(Listings of regions and labels)

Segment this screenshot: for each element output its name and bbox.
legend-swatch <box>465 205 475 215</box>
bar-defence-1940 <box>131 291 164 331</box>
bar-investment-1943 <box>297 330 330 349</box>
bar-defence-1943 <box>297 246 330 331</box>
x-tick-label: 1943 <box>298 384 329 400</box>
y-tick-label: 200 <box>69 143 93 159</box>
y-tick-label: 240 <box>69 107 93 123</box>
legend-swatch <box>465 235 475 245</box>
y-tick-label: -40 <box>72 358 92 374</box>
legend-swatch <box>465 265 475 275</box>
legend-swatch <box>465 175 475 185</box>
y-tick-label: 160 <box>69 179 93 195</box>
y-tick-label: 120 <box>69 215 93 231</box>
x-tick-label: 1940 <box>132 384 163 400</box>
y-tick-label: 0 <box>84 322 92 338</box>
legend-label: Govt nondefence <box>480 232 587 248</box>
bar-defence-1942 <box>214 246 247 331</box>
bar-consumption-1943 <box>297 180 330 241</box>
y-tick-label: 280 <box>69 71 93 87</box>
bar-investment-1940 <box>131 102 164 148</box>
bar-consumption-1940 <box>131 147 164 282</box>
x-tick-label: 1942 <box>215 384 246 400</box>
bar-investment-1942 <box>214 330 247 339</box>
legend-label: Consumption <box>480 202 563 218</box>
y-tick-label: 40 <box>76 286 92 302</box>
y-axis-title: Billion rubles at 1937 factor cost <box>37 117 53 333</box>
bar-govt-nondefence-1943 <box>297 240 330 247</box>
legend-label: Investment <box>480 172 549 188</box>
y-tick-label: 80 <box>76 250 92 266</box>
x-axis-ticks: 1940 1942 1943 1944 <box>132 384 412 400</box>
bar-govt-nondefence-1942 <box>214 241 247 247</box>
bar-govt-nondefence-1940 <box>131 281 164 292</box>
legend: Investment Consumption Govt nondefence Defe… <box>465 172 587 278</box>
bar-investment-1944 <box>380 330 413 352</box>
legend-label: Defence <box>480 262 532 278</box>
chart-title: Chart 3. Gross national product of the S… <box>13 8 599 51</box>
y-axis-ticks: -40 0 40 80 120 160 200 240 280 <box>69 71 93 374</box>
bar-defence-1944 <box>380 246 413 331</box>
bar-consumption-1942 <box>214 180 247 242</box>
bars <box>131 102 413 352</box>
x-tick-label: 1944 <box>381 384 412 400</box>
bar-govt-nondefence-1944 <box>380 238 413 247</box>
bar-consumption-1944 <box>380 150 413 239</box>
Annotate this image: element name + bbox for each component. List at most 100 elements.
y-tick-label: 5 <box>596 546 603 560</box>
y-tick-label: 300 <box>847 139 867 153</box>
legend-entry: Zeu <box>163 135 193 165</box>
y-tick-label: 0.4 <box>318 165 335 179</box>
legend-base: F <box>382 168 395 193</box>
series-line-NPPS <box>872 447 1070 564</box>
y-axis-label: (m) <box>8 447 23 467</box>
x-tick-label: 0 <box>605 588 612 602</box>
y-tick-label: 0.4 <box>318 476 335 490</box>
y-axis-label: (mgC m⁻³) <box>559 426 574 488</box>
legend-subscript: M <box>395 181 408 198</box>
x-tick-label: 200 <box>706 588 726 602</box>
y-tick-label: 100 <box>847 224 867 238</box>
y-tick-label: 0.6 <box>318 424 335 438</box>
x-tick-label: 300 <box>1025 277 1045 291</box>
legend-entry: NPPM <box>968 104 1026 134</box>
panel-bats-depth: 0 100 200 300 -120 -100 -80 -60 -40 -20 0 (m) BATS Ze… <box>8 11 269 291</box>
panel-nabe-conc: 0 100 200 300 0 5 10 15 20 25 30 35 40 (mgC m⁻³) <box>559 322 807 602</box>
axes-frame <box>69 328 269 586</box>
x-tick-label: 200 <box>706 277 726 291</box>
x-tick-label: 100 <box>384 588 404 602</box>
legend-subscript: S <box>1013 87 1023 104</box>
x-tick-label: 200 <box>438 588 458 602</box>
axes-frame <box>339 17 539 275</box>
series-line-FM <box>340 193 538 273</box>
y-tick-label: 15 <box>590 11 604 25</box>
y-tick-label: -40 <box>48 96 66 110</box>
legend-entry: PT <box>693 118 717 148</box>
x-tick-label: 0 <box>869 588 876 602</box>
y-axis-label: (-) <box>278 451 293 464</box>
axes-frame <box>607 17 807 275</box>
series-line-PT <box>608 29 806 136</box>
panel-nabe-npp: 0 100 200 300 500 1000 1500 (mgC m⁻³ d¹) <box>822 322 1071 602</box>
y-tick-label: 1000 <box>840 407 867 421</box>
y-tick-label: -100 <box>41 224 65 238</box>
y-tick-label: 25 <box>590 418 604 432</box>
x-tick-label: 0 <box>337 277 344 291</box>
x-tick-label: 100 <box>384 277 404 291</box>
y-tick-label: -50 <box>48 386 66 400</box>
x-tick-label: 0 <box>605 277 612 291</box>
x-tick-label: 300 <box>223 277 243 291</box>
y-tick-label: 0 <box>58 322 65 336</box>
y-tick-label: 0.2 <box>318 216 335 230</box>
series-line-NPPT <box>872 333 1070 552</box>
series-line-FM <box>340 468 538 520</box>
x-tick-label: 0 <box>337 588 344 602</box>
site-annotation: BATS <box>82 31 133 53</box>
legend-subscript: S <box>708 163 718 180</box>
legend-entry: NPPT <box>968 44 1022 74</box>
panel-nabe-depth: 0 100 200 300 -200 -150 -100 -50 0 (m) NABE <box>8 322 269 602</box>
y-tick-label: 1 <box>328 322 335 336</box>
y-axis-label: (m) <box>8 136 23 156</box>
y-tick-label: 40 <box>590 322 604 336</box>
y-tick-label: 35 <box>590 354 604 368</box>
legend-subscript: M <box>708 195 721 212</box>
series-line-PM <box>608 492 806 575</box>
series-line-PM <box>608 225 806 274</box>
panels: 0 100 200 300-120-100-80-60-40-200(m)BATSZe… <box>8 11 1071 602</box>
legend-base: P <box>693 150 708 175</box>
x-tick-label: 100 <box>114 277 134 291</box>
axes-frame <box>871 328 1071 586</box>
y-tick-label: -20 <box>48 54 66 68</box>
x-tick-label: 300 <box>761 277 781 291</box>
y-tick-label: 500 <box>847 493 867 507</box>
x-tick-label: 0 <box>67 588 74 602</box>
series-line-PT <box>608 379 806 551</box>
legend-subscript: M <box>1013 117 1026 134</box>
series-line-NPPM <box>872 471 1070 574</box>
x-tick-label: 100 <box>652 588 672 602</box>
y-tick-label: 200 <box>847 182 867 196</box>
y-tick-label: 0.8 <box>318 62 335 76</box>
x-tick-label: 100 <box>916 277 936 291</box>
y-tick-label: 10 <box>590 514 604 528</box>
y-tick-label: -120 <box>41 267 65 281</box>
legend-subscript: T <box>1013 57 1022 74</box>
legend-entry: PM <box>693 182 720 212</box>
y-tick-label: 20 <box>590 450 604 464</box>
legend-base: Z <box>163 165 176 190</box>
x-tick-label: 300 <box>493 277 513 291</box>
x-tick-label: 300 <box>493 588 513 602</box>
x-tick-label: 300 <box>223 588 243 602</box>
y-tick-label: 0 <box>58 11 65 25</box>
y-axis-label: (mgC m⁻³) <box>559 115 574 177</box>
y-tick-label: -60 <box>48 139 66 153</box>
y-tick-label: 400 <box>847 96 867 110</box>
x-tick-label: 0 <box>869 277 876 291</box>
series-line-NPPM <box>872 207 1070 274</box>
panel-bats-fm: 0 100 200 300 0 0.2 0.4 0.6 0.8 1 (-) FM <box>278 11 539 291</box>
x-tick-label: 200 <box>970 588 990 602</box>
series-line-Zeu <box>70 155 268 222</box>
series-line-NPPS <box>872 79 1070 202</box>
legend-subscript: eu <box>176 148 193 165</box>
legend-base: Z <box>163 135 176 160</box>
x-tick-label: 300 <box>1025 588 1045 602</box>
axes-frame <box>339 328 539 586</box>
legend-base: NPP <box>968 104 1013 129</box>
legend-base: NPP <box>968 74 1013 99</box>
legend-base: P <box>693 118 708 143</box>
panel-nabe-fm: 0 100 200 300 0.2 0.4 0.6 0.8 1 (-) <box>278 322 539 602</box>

▶ **THE PROBLEM**: Copy out word for word the lines from the first one down through the line that contains "bar-defence-1943 <box>297 246 330 331</box>", including both of those lines.

▶ **EXERCISE ANSWER**:
Segment this screenshot: for each element output its name and bbox.
legend-swatch <box>465 205 475 215</box>
bar-defence-1940 <box>131 291 164 331</box>
bar-investment-1943 <box>297 330 330 349</box>
bar-defence-1943 <box>297 246 330 331</box>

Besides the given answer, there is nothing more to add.